[Figure contents as structured data]
◆ ◆ ◆ ◆ ◆
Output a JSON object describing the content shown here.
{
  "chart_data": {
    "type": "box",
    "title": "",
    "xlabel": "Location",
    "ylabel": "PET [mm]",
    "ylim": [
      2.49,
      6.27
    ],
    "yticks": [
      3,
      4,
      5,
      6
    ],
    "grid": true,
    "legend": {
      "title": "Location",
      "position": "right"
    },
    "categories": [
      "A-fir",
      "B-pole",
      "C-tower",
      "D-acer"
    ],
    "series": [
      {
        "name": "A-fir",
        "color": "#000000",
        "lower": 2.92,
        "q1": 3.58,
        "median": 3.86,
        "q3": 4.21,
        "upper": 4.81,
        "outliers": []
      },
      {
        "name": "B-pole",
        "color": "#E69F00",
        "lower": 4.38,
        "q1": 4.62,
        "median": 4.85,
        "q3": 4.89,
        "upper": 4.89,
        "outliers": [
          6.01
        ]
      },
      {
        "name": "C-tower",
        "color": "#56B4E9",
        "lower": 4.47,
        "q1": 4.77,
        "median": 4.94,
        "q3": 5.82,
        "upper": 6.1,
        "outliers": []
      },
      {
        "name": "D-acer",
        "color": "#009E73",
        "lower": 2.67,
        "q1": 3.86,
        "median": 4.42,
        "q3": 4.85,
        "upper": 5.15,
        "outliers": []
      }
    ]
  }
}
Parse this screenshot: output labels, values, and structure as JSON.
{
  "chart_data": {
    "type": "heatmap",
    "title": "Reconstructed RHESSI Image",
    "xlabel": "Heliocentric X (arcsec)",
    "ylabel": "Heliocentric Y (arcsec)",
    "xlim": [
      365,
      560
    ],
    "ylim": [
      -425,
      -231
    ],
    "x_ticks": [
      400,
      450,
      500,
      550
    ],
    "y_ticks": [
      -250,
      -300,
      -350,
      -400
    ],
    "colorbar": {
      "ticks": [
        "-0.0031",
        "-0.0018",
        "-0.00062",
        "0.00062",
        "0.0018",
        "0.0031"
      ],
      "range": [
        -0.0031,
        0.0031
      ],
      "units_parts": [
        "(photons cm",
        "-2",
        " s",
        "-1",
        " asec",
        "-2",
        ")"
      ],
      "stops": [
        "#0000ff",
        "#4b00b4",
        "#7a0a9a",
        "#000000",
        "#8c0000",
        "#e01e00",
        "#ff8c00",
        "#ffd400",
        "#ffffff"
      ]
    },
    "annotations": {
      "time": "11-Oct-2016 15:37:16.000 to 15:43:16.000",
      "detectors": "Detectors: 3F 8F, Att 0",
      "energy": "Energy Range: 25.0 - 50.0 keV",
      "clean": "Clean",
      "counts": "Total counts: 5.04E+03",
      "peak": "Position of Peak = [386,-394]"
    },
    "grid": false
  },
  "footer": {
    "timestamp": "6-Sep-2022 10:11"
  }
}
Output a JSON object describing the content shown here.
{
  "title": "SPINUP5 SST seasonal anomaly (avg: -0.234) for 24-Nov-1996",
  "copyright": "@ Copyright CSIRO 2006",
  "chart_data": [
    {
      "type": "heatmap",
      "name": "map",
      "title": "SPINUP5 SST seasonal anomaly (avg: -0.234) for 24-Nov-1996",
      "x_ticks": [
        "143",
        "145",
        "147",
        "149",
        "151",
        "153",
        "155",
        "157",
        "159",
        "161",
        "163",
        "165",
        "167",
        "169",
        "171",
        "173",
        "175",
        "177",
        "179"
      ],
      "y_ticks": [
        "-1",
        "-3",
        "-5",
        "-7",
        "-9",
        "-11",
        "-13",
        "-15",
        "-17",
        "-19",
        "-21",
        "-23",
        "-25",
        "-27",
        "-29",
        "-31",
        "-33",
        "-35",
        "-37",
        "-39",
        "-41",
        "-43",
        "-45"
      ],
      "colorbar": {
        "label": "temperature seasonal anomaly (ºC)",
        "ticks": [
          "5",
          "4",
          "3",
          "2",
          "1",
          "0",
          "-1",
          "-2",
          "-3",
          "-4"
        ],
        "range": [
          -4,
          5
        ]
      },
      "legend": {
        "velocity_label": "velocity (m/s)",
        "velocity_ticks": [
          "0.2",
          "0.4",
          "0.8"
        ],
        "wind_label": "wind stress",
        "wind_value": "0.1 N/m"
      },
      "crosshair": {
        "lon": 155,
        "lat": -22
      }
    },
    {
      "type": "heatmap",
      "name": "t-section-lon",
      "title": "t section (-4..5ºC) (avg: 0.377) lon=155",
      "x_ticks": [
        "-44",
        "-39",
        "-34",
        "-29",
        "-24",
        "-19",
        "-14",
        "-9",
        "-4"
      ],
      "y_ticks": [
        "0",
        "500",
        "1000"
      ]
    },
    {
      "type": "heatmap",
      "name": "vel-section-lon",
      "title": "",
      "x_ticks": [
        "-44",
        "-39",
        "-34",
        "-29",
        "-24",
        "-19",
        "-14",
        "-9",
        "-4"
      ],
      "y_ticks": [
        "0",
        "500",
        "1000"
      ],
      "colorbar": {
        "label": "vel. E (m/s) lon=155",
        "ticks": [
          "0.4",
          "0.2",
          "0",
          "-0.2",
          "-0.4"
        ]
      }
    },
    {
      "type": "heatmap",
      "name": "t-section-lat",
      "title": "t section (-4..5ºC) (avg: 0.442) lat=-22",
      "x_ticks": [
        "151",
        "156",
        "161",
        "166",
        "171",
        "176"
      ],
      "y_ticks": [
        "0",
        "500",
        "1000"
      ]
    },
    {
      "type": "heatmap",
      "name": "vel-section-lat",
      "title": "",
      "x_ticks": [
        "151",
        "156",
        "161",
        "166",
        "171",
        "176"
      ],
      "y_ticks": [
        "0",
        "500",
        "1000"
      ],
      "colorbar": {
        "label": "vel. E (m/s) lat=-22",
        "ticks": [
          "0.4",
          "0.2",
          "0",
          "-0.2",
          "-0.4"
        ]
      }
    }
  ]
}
◆ ◆ ◆ ◆ ◆
*PROBLEM TO WORK ON*
Take the listing above and write it out again exactly.

*WRITTEN REPLY*
Output a JSON object describing the content shown here.
{
  "chart_data": {
    "type": "box",
    "title": "",
    "xlabel": "Location",
    "ylabel": "PET [mm]",
    "ylim": [
      2.49,
      6.27
    ],
    "yticks": [
      3,
      4,
      5,
      6
    ],
    "grid": true,
    "legend": {
      "title": "Location",
      "position": "right"
    },
    "categories": [
      "A-fir",
      "B-pole",
      "C-tower",
      "D-acer"
    ],
    "series": [
      {
        "name": "A-fir",
        "color": "#000000",
        "lower": 2.92,
        "q1": 3.58,
        "median": 3.86,
        "q3": 4.21,
        "upper": 4.81,
        "outliers": []
      },
      {
        "name": "B-pole",
        "color": "#E69F00",
        "lower": 4.38,
        "q1": 4.62,
        "median": 4.85,
        "q3": 4.89,
        "upper": 4.89,
        "outliers": [
          6.01
        ]
      },
      {
        "name": "C-tower",
        "color": "#56B4E9",
        "lower": 4.47,
        "q1": 4.77,
        "median": 4.94,
        "q3": 5.82,
        "upper": 6.1,
        "outliers": []
      },
      {
        "name": "D-acer",
        "color": "#009E73",
        "lower": 2.67,
        "q1": 3.86,
        "median": 4.42,
        "q3": 4.85,
        "upper": 5.15,
        "outliers": []
      }
    ]
  }
}
Parse this screenshot: output labels, values, and structure as JSON.
{
  "chart_data": {
    "type": "heatmap",
    "title": "Reconstructed RHESSI Image",
    "xlabel": "Heliocentric X (arcsec)",
    "ylabel": "Heliocentric Y (arcsec)",
    "xlim": [
      365,
      560
    ],
    "ylim": [
      -425,
      -231
    ],
    "x_ticks": [
      400,
      450,
      500,
      550
    ],
    "y_ticks": [
      -250,
      -300,
      -350,
      -400
    ],
    "colorbar": {
      "ticks": [
        "-0.0031",
        "-0.0018",
        "-0.00062",
        "0.00062",
        "0.0018",
        "0.0031"
      ],
      "range": [
        -0.0031,
        0.0031
      ],
      "units_parts": [
        "(photons cm",
        "-2",
        " s",
        "-1",
        " asec",
        "-2",
        ")"
      ],
      "stops": [
        "#0000ff",
        "#4b00b4",
        "#7a0a9a",
        "#000000",
        "#8c0000",
        "#e01e00",
        "#ff8c00",
        "#ffd400",
        "#ffffff"
      ]
    },
    "annotations": {
      "time": "11-Oct-2016 15:37:16.000 to 15:43:16.000",
      "detectors": "Detectors: 3F 8F, Att 0",
      "energy": "Energy Range: 25.0 - 50.0 keV",
      "clean": "Clean",
      "counts": "Total counts: 5.04E+03",
      "peak": "Position of Peak = [386,-394]"
    },
    "grid": false
  },
  "footer": {
    "timestamp": "6-Sep-2022 10:11"
  }
}
Output a JSON object describing the content shown here.
{
  "title": "SPINUP5 SST seasonal anomaly (avg: -0.234) for 24-Nov-1996",
  "copyright": "@ Copyright CSIRO 2006",
  "chart_data": [
    {
      "type": "heatmap",
      "name": "map",
      "title": "SPINUP5 SST seasonal anomaly (avg: -0.234) for 24-Nov-1996",
      "x_ticks": [
        "143",
        "145",
        "147",
        "149",
        "151",
        "153",
        "155",
        "157",
        "159",
        "161",
        "163",
        "165",
        "167",
        "169",
        "171",
        "173",
        "175",
        "177",
        "179"
      ],
      "y_ticks": [
        "-1",
        "-3",
        "-5",
        "-7",
        "-9",
        "-11",
        "-13",
        "-15",
        "-17",
        "-19",
        "-21",
        "-23",
        "-25",
        "-27",
        "-29",
        "-31",
        "-33",
        "-35",
        "-37",
        "-39",
        "-41",
        "-43",
        "-45"
      ],
      "colorbar": {
        "label": "temperature seasonal anomaly (ºC)",
        "ticks": [
          "5",
          "4",
          "3",
          "2",
          "1",
          "0",
          "-1",
          "-2",
          "-3",
          "-4"
        ],
        "range": [
          -4,
          5
        ]
      },
      "legend": {
        "velocity_label": "velocity (m/s)",
        "velocity_ticks": [
          "0.2",
          "0.4",
          "0.8"
        ],
        "wind_label": "wind stress",
        "wind_value": "0.1 N/m"
      },
      "crosshair": {
        "lon": 155,
        "lat": -22
      }
    },
    {
      "type": "heatmap",
      "name": "t-section-lon",
      "title": "t section (-4..5ºC) (avg: 0.377) lon=155",
      "x_ticks": [
        "-44",
        "-39",
        "-34",
        "-29",
        "-24",
        "-19",
        "-14",
        "-9",
        "-4"
      ],
      "y_ticks": [
        "0",
        "500",
        "1000"
      ]
    },
    {
      "type": "heatmap",
      "name": "vel-section-lon",
      "title": "",
      "x_ticks": [
        "-44",
        "-39",
        "-34",
        "-29",
        "-24",
        "-19",
        "-14",
        "-9",
        "-4"
      ],
      "y_ticks": [
        "0",
        "500",
        "1000"
      ],
      "colorbar": {
        "label": "vel. E (m/s) lon=155",
        "ticks": [
          "0.4",
          "0.2",
          "0",
          "-0.2",
          "-0.4"
        ]
      }
    },
    {
      "type": "heatmap",
      "name": "t-section-lat",
      "title": "t section (-4..5ºC) (avg: 0.442) lat=-22",
      "x_ticks": [
        "151",
        "156",
        "161",
        "166",
        "171",
        "176"
      ],
      "y_ticks": [
        "0",
        "500",
        "1000"
      ]
    },
    {
      "type": "heatmap",
      "name": "vel-section-lat",
      "title": "",
      "x_ticks": [
        "151",
        "156",
        "161",
        "166",
        "171",
        "176"
      ],
      "y_ticks": [
        "0",
        "500",
        "1000"
      ],
      "colorbar": {
        "label": "vel. E (m/s) lat=-22",
        "ticks": [
          "0.4",
          "0.2",
          "0",
          "-0.2",
          "-0.4"
        ]
      }
    }
  ]
}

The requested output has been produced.